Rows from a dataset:
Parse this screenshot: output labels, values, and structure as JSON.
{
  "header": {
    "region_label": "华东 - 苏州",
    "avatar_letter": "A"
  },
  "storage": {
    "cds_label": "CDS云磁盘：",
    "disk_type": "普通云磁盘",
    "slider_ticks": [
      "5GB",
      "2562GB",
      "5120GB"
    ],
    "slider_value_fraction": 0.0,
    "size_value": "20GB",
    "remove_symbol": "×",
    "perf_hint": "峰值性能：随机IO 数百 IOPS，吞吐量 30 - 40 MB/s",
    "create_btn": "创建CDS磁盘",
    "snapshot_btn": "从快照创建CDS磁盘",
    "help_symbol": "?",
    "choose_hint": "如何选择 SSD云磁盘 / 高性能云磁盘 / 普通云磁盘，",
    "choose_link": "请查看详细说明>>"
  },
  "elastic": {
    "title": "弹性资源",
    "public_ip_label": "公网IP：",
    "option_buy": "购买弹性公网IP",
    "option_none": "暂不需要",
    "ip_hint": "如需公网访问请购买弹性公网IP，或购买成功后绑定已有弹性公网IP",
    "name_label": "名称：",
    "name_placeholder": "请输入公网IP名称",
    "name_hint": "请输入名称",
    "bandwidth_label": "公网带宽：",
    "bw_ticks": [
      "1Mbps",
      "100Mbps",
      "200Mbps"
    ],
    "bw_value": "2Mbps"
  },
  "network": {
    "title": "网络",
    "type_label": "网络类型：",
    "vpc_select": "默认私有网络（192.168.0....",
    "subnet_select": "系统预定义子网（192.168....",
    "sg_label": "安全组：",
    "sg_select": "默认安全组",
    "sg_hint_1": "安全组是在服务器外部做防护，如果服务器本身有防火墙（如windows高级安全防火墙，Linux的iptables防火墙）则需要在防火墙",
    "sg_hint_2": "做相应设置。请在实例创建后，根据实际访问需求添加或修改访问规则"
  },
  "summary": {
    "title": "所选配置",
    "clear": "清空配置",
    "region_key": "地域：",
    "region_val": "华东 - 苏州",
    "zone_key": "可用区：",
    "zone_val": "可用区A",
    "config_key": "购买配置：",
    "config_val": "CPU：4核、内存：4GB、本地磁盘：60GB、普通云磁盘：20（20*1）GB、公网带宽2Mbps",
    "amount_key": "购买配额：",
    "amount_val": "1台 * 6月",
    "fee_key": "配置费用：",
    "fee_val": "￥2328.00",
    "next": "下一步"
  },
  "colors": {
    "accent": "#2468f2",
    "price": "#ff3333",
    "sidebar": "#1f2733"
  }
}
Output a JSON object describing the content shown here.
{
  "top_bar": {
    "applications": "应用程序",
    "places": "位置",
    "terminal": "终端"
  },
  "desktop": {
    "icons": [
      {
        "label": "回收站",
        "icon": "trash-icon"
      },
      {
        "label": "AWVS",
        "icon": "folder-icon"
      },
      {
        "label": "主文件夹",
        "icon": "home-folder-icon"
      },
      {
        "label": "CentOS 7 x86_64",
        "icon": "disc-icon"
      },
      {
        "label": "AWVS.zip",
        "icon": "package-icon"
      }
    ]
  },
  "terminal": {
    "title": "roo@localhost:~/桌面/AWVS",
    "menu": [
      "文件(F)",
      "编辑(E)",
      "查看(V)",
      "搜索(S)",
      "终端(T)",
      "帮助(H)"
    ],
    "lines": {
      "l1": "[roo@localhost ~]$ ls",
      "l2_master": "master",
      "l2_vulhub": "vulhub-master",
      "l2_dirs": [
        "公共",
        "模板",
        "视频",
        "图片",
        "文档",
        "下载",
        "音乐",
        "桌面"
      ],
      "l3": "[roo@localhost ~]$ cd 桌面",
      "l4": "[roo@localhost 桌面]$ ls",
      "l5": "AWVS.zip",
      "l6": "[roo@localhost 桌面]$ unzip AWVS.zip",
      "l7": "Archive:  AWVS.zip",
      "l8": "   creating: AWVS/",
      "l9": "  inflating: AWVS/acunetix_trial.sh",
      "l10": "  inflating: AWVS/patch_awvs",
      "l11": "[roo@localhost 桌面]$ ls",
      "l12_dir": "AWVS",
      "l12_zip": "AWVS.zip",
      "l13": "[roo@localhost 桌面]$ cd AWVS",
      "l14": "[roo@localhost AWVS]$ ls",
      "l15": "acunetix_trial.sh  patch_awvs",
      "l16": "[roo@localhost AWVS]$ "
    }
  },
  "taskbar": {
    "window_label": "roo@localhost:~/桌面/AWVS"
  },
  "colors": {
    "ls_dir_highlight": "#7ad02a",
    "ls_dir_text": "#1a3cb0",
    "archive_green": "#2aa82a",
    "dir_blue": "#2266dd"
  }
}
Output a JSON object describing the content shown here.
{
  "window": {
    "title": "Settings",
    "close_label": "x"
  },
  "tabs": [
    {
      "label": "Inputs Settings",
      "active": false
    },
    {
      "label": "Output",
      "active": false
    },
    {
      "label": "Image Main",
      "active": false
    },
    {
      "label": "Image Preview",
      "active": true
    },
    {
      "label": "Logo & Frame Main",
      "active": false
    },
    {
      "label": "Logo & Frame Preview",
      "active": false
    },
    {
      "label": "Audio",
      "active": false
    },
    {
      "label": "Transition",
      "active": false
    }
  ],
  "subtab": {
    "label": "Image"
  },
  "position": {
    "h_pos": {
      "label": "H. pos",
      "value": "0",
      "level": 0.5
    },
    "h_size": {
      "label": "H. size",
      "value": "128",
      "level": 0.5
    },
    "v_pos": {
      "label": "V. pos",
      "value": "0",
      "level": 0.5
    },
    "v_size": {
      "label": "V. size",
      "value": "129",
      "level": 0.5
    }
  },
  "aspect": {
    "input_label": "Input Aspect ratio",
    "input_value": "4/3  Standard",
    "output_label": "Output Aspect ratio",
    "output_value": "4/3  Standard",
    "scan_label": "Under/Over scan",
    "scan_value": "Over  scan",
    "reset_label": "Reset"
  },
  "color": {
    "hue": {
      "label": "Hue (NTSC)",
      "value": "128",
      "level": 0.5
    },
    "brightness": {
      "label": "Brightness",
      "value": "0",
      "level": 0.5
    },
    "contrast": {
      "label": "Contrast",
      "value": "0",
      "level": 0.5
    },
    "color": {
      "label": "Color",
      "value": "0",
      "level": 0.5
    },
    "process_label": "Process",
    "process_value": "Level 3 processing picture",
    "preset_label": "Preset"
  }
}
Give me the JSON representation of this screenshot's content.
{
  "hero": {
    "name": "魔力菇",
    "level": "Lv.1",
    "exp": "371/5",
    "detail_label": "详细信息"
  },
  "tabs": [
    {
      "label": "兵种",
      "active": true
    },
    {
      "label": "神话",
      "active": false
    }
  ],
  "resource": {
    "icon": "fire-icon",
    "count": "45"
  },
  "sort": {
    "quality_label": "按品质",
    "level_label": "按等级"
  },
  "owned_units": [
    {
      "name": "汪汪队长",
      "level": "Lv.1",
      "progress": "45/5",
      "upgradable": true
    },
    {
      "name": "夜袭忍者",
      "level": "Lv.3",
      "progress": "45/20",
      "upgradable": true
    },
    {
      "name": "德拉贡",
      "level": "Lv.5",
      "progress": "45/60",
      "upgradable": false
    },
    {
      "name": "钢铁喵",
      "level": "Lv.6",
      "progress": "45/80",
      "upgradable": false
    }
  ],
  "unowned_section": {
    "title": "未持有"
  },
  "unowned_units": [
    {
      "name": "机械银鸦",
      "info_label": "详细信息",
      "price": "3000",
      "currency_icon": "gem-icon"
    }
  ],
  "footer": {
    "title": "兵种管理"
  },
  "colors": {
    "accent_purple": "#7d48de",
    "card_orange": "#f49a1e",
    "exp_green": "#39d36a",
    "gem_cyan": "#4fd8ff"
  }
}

STATED PROBLEM:
Transcribe all of the material exactly. Omit nothing.

EXERCISE SOLUTION:
Parse this screenshot: output labels, values, and structure as JSON.
{
  "header": {
    "region_label": "华东 - 苏州",
    "avatar_letter": "A"
  },
  "storage": {
    "cds_label": "CDS云磁盘：",
    "disk_type": "普通云磁盘",
    "slider_ticks": [
      "5GB",
      "2562GB",
      "5120GB"
    ],
    "slider_value_fraction": 0.0,
    "size_value": "20GB",
    "remove_symbol": "×",
    "perf_hint": "峰值性能：随机IO 数百 IOPS，吞吐量 30 - 40 MB/s",
    "create_btn": "创建CDS磁盘",
    "snapshot_btn": "从快照创建CDS磁盘",
    "help_symbol": "?",
    "choose_hint": "如何选择 SSD云磁盘 / 高性能云磁盘 / 普通云磁盘，",
    "choose_link": "请查看详细说明>>"
  },
  "elastic": {
    "title": "弹性资源",
    "public_ip_label": "公网IP：",
    "option_buy": "购买弹性公网IP",
    "option_none": "暂不需要",
    "ip_hint": "如需公网访问请购买弹性公网IP，或购买成功后绑定已有弹性公网IP",
    "name_label": "名称：",
    "name_placeholder": "请输入公网IP名称",
    "name_hint": "请输入名称",
    "bandwidth_label": "公网带宽：",
    "bw_ticks": [
      "1Mbps",
      "100Mbps",
      "200Mbps"
    ],
    "bw_value": "2Mbps"
  },
  "network": {
    "title": "网络",
    "type_label": "网络类型：",
    "vpc_select": "默认私有网络（192.168.0....",
    "subnet_select": "系统预定义子网（192.168....",
    "sg_label": "安全组：",
    "sg_select": "默认安全组",
    "sg_hint_1": "安全组是在服务器外部做防护，如果服务器本身有防火墙（如windows高级安全防火墙，Linux的iptables防火墙）则需要在防火墙",
    "sg_hint_2": "做相应设置。请在实例创建后，根据实际访问需求添加或修改访问规则"
  },
  "summary": {
    "title": "所选配置",
    "clear": "清空配置",
    "region_key": "地域：",
    "region_val": "华东 - 苏州",
    "zone_key": "可用区：",
    "zone_val": "可用区A",
    "config_key": "购买配置：",
    "config_val": "CPU：4核、内存：4GB、本地磁盘：60GB、普通云磁盘：20（20*1）GB、公网带宽2Mbps",
    "amount_key": "购买配额：",
    "amount_val": "1台 * 6月",
    "fee_key": "配置费用：",
    "fee_val": "￥2328.00",
    "next": "下一步"
  },
  "colors": {
    "accent": "#2468f2",
    "price": "#ff3333",
    "sidebar": "#1f2733"
  }
}
Output a JSON object describing the content shown here.
{
  "top_bar": {
    "applications": "应用程序",
    "places": "位置",
    "terminal": "终端"
  },
  "desktop": {
    "icons": [
      {
        "label": "回收站",
        "icon": "trash-icon"
      },
      {
        "label": "AWVS",
        "icon": "folder-icon"
      },
      {
        "label": "主文件夹",
        "icon": "home-folder-icon"
      },
      {
        "label": "CentOS 7 x86_64",
        "icon": "disc-icon"
      },
      {
        "label": "AWVS.zip",
        "icon": "package-icon"
      }
    ]
  },
  "terminal": {
    "title": "roo@localhost:~/桌面/AWVS",
    "menu": [
      "文件(F)",
      "编辑(E)",
      "查看(V)",
      "搜索(S)",
      "终端(T)",
      "帮助(H)"
    ],
    "lines": {
      "l1": "[roo@localhost ~]$ ls",
      "l2_master": "master",
      "l2_vulhub": "vulhub-master",
      "l2_dirs": [
        "公共",
        "模板",
        "视频",
        "图片",
        "文档",
        "下载",
        "音乐",
        "桌面"
      ],
      "l3": "[roo@localhost ~]$ cd 桌面",
      "l4": "[roo@localhost 桌面]$ ls",
      "l5": "AWVS.zip",
      "l6": "[roo@localhost 桌面]$ unzip AWVS.zip",
      "l7": "Archive:  AWVS.zip",
      "l8": "   creating: AWVS/",
      "l9": "  inflating: AWVS/acunetix_trial.sh",
      "l10": "  inflating: AWVS/patch_awvs",
      "l11": "[roo@localhost 桌面]$ ls",
      "l12_dir": "AWVS",
      "l12_zip": "AWVS.zip",
      "l13": "[roo@localhost 桌面]$ cd AWVS",
      "l14": "[roo@localhost AWVS]$ ls",
      "l15": "acunetix_trial.sh  patch_awvs",
      "l16": "[roo@localhost AWVS]$ "
    }
  },
  "taskbar": {
    "window_label": "roo@localhost:~/桌面/AWVS"
  },
  "colors": {
    "ls_dir_highlight": "#7ad02a",
    "ls_dir_text": "#1a3cb0",
    "archive_green": "#2aa82a",
    "dir_blue": "#2266dd"
  }
}
Output a JSON object describing the content shown here.
{
  "window": {
    "title": "Settings",
    "close_label": "x"
  },
  "tabs": [
    {
      "label": "Inputs Settings",
      "active": false
    },
    {
      "label": "Output",
      "active": false
    },
    {
      "label": "Image Main",
      "active": false
    },
    {
      "label": "Image Preview",
      "active": true
    },
    {
      "label": "Logo & Frame Main",
      "active": false
    },
    {
      "label": "Logo & Frame Preview",
      "active": false
    },
    {
      "label": "Audio",
      "active": false
    },
    {
      "label": "Transition",
      "active": false
    }
  ],
  "subtab": {
    "label": "Image"
  },
  "position": {
    "h_pos": {
      "label": "H. pos",
      "value": "0",
      "level": 0.5
    },
    "h_size": {
      "label": "H. size",
      "value": "128",
      "level": 0.5
    },
    "v_pos": {
      "label": "V. pos",
      "value": "0",
      "level": 0.5
    },
    "v_size": {
      "label": "V. size",
      "value": "129",
      "level": 0.5
    }
  },
  "aspect": {
    "input_label": "Input Aspect ratio",
    "input_value": "4/3  Standard",
    "output_label": "Output Aspect ratio",
    "output_value": "4/3  Standard",
    "scan_label": "Under/Over scan",
    "scan_value": "Over  scan",
    "reset_label": "Reset"
  },
  "color": {
    "hue": {
      "label": "Hue (NTSC)",
      "value": "128",
      "level": 0.5
    },
    "brightness": {
      "label": "Brightness",
      "value": "0",
      "level": 0.5
    },
    "contrast": {
      "label": "Contrast",
      "value": "0",
      "level": 0.5
    },
    "color": {
      "label": "Color",
      "value": "0",
      "level": 0.5
    },
    "process_label": "Process",
    "process_value": "Level 3 processing picture",
    "preset_label": "Preset"
  }
}
Give me the JSON representation of this screenshot's content.
{
  "hero": {
    "name": "魔力菇",
    "level": "Lv.1",
    "exp": "371/5",
    "detail_label": "详细信息"
  },
  "tabs": [
    {
      "label": "兵种",
      "active": true
    },
    {
      "label": "神话",
      "active": false
    }
  ],
  "resource": {
    "icon": "fire-icon",
    "count": "45"
  },
  "sort": {
    "quality_label": "按品质",
    "level_label": "按等级"
  },
  "owned_units": [
    {
      "name": "汪汪队长",
      "level": "Lv.1",
      "progress": "45/5",
      "upgradable": true
    },
    {
      "name": "夜袭忍者",
      "level": "Lv.3",
      "progress": "45/20",
      "upgradable": true
    },
    {
      "name": "德拉贡",
      "level": "Lv.5",
      "progress": "45/60",
      "upgradable": false
    },
    {
      "name": "钢铁喵",
      "level": "Lv.6",
      "progress": "45/80",
      "upgradable": false
    }
  ],
  "unowned_section": {
    "title": "未持有"
  },
  "unowned_units": [
    {
      "name": "机械银鸦",
      "info_label": "详细信息",
      "price": "3000",
      "currency_icon": "gem-icon"
    }
  ],
  "footer": {
    "title": "兵种管理"
  },
  "colors": {
    "accent_purple": "#7d48de",
    "card_orange": "#f49a1e",
    "exp_green": "#39d36a",
    "gem_cyan": "#4fd8ff"
  }
}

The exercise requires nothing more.